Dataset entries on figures
##############################

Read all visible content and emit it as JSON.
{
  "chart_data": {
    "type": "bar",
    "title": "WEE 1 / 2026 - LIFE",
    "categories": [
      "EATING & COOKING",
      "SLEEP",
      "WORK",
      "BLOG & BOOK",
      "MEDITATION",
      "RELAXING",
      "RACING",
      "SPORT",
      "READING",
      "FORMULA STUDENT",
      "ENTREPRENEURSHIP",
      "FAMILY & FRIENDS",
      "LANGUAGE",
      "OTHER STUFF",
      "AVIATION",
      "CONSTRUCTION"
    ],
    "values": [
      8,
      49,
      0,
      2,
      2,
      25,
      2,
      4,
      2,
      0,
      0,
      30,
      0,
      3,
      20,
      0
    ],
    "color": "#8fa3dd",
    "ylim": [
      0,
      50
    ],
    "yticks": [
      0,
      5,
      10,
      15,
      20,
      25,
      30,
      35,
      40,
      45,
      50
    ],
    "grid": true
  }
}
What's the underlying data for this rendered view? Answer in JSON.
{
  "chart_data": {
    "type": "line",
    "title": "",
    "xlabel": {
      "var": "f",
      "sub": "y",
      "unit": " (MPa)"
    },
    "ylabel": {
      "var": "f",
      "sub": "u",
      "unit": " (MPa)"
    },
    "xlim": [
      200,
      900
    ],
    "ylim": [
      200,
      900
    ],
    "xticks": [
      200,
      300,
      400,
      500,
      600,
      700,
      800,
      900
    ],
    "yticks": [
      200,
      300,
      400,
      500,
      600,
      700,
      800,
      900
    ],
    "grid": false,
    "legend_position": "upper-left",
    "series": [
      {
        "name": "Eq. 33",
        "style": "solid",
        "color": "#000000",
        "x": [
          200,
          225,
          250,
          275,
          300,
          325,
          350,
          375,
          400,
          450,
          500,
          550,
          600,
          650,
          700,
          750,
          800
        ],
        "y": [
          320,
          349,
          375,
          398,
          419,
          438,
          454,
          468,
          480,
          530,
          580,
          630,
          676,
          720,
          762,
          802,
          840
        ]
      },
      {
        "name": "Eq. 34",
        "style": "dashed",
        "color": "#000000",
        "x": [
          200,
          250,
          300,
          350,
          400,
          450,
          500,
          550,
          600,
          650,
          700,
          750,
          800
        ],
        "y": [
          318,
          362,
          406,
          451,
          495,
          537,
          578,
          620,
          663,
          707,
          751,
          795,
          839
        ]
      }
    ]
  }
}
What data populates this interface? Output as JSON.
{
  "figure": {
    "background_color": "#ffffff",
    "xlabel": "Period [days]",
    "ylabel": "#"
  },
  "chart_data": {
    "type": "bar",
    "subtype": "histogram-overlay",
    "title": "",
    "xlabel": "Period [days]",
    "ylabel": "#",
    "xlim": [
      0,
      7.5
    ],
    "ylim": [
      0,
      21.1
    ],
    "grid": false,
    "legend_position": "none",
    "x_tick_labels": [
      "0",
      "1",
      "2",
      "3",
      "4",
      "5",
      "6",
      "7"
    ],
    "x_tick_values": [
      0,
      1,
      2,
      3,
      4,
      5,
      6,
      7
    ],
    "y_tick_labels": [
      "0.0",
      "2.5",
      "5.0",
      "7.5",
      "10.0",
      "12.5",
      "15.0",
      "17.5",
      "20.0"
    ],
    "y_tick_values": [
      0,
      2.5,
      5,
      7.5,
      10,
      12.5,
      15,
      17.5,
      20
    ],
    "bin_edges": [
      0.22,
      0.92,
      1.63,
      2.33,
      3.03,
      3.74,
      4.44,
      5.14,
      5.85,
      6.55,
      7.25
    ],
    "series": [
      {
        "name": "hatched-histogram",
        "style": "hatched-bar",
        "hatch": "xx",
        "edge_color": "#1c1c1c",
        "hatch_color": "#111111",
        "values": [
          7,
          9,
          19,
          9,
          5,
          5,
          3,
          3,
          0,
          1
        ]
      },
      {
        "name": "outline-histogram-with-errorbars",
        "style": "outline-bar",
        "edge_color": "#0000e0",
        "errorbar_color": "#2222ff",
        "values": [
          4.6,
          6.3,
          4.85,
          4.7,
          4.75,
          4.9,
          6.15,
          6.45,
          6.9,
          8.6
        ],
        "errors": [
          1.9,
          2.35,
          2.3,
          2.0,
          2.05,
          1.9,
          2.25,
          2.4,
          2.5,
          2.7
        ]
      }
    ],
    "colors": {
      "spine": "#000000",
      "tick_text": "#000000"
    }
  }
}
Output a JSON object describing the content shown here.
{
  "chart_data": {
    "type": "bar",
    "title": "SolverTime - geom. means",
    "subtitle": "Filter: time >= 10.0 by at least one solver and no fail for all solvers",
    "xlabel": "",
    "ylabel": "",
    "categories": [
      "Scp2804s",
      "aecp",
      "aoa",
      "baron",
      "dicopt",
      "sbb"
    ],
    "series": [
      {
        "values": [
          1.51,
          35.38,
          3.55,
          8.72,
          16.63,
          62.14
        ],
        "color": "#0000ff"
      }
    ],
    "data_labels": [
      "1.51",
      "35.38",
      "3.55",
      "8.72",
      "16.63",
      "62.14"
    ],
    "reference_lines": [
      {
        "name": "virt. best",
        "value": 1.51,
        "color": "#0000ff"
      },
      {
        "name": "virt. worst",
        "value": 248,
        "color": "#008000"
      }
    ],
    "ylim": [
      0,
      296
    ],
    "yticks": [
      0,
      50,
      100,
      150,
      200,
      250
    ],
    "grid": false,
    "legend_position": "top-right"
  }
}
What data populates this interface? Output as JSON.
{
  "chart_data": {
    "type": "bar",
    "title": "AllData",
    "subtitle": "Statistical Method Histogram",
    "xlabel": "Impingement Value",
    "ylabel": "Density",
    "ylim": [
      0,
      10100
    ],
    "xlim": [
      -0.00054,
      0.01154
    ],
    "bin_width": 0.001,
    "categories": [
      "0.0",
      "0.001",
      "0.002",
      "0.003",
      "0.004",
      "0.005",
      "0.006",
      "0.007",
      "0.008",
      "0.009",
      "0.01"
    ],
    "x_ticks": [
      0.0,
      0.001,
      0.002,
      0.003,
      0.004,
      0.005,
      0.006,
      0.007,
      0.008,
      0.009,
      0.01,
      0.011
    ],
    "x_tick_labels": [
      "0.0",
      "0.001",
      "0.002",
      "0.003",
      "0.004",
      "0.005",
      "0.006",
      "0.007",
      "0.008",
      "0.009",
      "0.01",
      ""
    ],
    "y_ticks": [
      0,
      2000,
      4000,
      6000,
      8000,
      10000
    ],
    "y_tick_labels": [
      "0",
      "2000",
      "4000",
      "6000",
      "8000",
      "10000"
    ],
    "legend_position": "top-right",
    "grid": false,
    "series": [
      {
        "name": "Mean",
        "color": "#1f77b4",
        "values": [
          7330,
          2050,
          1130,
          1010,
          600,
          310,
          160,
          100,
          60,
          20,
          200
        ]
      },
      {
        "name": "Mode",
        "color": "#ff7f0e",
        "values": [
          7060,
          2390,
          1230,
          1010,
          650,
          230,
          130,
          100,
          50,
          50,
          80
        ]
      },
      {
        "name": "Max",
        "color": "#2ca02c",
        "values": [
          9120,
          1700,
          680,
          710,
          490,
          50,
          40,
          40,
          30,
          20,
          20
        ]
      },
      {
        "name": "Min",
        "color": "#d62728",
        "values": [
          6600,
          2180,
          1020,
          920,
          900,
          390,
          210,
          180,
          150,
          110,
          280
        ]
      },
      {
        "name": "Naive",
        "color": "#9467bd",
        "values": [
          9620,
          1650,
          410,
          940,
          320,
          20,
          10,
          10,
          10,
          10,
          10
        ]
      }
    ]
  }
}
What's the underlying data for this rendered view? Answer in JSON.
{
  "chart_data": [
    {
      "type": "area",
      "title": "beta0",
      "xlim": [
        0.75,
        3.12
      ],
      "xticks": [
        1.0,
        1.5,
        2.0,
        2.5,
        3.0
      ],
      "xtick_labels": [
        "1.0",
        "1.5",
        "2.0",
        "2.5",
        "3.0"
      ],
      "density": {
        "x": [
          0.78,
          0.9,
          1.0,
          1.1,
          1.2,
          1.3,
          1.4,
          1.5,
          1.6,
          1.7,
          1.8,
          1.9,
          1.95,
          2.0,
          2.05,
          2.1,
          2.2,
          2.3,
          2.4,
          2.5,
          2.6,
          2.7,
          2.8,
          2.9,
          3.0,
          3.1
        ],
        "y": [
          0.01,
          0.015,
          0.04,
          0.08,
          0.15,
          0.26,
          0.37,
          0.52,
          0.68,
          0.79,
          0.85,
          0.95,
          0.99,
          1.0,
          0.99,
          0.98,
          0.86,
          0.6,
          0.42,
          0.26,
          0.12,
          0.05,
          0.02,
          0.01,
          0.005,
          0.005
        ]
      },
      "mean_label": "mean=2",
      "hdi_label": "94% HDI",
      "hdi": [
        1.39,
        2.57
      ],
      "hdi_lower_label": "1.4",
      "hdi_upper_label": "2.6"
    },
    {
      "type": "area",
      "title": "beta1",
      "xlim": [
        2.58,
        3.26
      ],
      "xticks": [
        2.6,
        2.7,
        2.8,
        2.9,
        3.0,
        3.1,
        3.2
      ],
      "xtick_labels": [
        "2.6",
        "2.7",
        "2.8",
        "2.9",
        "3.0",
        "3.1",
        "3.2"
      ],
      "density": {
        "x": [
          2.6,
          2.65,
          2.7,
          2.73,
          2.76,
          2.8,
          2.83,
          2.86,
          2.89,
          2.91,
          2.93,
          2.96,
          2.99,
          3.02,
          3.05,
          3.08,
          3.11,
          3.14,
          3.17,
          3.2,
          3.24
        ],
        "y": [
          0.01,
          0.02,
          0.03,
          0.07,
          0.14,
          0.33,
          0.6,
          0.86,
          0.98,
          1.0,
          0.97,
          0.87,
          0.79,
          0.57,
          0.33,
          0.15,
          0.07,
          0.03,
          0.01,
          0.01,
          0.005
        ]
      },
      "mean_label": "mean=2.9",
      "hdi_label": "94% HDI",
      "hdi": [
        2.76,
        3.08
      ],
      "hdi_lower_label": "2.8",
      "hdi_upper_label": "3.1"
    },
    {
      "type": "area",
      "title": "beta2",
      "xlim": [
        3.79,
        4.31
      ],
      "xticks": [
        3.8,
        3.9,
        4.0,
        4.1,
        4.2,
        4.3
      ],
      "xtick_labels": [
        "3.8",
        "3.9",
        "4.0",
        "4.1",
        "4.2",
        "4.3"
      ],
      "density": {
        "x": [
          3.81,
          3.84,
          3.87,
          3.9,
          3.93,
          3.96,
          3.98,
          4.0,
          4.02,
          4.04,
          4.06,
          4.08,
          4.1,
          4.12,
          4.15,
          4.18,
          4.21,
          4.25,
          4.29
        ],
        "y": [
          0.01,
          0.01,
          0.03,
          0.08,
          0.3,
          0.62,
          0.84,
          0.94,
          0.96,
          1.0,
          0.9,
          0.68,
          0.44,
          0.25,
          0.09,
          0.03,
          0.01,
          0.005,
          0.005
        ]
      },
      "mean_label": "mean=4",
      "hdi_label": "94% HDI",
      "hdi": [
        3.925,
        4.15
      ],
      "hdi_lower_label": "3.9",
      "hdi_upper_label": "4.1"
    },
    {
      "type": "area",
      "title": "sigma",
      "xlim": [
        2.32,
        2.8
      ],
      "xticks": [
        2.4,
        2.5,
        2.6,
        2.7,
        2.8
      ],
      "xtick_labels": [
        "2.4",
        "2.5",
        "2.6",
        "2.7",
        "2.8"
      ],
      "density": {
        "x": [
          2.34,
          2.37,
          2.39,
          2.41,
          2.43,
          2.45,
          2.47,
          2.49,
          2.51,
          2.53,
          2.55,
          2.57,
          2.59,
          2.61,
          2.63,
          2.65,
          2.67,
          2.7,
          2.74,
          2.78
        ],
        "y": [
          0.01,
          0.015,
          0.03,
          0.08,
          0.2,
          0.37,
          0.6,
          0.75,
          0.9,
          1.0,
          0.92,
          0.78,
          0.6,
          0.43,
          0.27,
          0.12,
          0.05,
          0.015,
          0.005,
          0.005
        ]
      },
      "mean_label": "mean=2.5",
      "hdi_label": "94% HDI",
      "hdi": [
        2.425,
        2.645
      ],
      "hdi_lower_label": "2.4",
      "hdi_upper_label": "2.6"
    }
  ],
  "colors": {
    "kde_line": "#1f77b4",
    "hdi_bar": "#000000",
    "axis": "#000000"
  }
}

##############################

→ **SET EXERCISE**: Copy out every line in the entries above that holds "xlabel".

→ **RESULT OF THIS EXERCISE**:
    "xlabel": {
    "xlabel": "Period [days]",
    "xlabel": "Period [days]",
    "xlabel": "",
    "xlabel": "Impingement Value",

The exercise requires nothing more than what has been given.